THE EXERCISE »
Where a line below holds the string "footer", copy that line.

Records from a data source

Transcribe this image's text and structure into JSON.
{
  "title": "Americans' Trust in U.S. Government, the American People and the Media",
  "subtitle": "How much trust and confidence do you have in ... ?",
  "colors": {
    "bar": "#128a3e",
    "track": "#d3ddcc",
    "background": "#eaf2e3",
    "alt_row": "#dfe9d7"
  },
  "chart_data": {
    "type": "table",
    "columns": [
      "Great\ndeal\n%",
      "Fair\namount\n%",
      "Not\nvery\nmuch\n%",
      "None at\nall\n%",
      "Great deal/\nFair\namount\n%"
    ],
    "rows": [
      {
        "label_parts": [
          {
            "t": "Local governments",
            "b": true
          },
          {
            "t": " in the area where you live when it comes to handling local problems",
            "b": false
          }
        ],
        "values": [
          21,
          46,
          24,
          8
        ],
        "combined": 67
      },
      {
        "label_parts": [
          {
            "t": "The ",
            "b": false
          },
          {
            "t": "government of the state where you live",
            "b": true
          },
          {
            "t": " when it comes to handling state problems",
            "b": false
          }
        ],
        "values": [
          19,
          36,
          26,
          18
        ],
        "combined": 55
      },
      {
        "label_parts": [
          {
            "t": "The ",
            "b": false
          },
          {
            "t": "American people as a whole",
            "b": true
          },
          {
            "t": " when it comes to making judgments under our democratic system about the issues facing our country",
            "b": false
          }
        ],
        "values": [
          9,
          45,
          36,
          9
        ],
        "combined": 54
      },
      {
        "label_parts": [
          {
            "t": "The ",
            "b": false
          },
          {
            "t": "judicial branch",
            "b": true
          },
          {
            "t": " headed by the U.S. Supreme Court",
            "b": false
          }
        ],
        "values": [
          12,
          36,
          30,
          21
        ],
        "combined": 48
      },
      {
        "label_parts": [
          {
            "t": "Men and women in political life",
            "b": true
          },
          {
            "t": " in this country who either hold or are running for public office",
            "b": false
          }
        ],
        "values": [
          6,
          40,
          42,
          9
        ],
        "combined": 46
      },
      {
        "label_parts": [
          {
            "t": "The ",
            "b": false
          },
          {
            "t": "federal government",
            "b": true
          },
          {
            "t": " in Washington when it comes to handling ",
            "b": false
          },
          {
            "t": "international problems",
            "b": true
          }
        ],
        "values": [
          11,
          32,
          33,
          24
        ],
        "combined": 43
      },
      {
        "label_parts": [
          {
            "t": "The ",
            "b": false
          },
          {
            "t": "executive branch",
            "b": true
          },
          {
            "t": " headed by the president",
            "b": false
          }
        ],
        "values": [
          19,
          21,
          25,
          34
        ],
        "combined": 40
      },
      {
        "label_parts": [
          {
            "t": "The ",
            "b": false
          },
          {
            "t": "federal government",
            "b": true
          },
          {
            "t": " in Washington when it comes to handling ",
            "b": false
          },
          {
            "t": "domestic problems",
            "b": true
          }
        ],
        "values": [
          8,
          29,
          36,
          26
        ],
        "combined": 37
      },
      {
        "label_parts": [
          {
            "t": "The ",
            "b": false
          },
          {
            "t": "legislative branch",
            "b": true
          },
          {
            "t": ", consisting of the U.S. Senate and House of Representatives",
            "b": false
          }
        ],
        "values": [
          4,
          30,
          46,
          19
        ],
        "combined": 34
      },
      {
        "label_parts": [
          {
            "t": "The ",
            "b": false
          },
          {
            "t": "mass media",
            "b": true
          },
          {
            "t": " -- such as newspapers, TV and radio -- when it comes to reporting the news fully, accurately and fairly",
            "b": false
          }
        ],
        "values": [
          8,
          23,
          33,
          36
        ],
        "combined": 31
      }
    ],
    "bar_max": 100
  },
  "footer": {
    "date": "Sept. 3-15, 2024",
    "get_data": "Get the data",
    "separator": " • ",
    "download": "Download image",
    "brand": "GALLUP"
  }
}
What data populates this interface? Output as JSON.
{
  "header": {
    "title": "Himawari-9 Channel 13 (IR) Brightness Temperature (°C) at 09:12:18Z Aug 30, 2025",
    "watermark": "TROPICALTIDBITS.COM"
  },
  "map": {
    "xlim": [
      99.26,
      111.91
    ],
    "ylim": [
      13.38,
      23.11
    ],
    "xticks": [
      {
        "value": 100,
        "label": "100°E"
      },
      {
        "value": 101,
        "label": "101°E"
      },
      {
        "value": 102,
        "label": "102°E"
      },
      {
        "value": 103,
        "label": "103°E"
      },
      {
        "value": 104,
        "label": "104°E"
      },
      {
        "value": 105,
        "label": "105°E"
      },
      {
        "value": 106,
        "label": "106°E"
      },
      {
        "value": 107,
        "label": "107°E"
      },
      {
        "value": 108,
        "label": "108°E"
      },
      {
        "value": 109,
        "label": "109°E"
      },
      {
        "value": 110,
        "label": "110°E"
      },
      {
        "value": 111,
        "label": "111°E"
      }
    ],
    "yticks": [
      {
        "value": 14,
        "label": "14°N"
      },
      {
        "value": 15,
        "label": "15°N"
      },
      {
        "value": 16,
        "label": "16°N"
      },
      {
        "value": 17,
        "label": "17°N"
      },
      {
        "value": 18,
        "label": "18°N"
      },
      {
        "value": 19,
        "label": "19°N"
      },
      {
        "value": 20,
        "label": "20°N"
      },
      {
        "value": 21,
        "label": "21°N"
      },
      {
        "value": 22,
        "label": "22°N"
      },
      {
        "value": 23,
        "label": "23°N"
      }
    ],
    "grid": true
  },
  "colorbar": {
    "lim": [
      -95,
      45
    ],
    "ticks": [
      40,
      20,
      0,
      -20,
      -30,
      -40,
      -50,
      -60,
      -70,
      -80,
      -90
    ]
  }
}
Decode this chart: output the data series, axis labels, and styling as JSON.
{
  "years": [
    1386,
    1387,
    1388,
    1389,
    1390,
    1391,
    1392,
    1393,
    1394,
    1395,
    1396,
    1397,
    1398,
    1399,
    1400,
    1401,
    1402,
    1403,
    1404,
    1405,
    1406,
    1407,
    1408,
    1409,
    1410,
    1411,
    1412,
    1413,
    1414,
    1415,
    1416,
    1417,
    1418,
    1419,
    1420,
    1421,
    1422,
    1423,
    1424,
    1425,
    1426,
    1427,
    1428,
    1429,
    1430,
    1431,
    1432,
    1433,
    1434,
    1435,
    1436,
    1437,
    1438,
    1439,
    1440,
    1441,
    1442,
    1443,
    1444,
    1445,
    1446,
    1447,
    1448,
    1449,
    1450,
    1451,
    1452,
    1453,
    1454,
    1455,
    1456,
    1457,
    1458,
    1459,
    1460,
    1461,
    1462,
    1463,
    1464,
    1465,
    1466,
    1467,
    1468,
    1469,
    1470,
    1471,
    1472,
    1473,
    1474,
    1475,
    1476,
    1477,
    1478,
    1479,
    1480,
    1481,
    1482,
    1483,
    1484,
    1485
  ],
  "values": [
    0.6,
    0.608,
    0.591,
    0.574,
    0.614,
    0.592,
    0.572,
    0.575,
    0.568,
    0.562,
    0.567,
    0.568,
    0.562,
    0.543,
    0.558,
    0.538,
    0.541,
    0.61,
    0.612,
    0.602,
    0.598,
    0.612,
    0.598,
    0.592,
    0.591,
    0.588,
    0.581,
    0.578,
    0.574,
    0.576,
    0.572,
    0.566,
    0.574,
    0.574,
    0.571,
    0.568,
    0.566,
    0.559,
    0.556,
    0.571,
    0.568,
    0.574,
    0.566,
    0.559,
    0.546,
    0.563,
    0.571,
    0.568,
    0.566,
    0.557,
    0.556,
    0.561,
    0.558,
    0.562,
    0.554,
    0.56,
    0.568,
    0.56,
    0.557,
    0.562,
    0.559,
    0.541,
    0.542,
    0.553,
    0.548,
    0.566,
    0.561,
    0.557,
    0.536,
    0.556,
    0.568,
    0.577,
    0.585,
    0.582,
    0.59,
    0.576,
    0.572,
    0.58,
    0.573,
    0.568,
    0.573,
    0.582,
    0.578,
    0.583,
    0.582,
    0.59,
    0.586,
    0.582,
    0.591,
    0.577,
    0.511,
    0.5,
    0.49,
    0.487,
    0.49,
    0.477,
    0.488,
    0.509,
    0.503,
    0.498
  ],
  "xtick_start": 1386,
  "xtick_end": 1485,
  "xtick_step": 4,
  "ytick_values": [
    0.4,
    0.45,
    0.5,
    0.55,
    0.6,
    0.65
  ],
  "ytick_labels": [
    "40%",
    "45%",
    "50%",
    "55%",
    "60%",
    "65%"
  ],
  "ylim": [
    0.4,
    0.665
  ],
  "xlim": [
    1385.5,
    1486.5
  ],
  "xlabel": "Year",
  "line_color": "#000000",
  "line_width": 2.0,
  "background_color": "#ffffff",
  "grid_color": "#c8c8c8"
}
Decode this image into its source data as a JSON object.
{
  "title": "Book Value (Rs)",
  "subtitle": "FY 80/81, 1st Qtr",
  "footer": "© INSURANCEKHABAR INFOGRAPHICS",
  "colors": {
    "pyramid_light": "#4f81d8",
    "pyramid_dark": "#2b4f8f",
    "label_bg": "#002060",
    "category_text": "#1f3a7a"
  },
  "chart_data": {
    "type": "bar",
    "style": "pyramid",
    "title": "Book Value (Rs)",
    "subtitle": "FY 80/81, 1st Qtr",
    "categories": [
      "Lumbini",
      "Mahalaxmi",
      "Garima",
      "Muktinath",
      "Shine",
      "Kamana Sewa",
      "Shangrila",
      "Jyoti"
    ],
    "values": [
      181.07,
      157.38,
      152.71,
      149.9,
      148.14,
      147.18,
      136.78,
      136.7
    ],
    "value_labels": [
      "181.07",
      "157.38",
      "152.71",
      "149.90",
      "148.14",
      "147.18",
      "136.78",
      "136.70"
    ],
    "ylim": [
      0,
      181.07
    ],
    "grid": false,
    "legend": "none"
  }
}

FULL OUTPUT »
  "footer": {
  "footer": "© INSURANCEKHABAR INFOGRAPHICS",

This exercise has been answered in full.